**Required tasks**:
[A] Answer each question from the Wortham, Missouri article, one answer per line, marked (i), (ii), (iii):
(i) Which county is Wortham in?
(ii) What is Wortham's elevation in feet?
(iii) What was Wortham's population in the 2020 census?
[B] For each statement, say yes or no according to the Wortham, Missouri article, and quote the words that settle it:
(i) Wortham is a census-designated place.
(ii) Wortham's water area is larger than its land area.
(iii) Wortham had 221 residents in the 2020 census.
[C] Please continue the Wortham, Missouri article from its last sentence, on the 2020 census population.

- Interactive map of Wortham, Missouri
- Coordinates: 37°50′40″N 90°36′31″W﻿ / ﻿37.84444°N 90.60861°W
- Country: United States
- State: Missouri
- County: St. Francois

Area
- • Total: 0.90 sq mi (2.33 km^{2})
- • Land: 0.89 sq mi (2.31 km^{2})
- • Water: 0.0077 sq mi (0.02 km^{2})
- Elevation: 889 ft (271 m)

Population (2020)
- • Total: 197
- • Density: 221.0/sq mi (85.34/km^{2})
- FIPS code: 29-81088
- GNIS feature ID: 2587125

= Wortham, Missouri =

Wortham is a census-designated place in St. Francois County, in the U.S. state of Missouri.

As of the 2020 census, Wortham had a population of 197.

**Entries provided**:
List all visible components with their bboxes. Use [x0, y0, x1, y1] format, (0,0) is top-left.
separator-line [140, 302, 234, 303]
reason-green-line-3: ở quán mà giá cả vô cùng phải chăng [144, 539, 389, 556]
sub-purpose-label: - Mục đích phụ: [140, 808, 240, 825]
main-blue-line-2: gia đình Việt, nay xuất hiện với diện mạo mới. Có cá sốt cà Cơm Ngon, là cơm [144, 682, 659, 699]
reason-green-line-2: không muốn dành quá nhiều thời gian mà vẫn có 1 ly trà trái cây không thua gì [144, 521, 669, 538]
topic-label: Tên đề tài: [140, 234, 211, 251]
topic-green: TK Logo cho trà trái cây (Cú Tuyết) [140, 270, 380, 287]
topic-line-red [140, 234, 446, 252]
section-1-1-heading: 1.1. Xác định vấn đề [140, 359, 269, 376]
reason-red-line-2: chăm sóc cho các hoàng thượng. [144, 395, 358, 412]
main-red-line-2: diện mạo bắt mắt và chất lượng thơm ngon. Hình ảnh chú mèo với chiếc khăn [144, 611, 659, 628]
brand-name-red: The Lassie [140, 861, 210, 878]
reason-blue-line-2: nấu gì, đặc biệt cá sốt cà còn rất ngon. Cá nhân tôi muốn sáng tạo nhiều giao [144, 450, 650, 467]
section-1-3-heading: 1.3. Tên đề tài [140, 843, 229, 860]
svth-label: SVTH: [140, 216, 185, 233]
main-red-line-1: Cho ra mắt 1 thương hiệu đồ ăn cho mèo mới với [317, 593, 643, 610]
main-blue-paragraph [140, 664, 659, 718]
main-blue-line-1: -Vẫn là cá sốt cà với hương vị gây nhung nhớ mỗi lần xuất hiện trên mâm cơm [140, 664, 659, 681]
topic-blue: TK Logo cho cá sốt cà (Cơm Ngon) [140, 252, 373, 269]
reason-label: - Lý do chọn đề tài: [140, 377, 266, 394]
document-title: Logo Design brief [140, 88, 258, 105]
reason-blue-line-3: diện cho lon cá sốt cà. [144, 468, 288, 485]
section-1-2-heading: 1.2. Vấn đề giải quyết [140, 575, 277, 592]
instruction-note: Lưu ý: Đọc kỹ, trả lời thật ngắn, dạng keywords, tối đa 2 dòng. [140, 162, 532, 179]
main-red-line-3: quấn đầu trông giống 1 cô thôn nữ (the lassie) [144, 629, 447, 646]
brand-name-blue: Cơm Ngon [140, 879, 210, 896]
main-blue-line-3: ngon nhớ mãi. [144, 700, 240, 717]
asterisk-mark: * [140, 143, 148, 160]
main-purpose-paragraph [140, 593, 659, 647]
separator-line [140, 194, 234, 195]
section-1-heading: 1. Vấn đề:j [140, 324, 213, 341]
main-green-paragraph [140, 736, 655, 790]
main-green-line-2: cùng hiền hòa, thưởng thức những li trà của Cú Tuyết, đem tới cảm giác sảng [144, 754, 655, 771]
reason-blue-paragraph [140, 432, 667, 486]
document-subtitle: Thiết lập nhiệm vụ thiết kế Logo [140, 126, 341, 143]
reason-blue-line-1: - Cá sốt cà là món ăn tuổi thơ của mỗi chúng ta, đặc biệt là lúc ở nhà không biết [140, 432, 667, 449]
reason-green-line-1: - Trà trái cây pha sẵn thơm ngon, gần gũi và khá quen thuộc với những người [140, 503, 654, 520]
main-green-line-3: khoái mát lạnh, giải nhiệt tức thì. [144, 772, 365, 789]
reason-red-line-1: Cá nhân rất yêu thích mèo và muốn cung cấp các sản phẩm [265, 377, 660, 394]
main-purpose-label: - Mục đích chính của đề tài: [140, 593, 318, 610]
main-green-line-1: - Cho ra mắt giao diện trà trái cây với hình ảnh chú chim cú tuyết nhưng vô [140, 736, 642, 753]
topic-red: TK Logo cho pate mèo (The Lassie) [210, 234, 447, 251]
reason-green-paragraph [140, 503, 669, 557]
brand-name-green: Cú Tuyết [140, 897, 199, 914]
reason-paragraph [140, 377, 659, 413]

**Responses by item number**:
[A]
(i) St. Francois County
(ii) 889 ft
(iii) 197

[B]
(i) Yes: "Wortham is a census-designated place in St. Francois County, in the U.S. state of Missouri."
(ii) No: "Land: 0.89 sq mi" and "Water: 0.0077 sq mi"
(iii) No: "As of the 2020 census, Wortham had a population of 197."

[C]
==Demographics==

Historical population
| Census | Pop. | Note | %± |
| 2020 | 197 |  | — |
U.S. Decennial Census

==History==
Wortham was originally called "Cherrytown", and under the latter name was platted in 1904. A post office called Wortham was established in 1925 and remained in operation until 1969. An early postmaster, Ray Wortham, gave the community its name.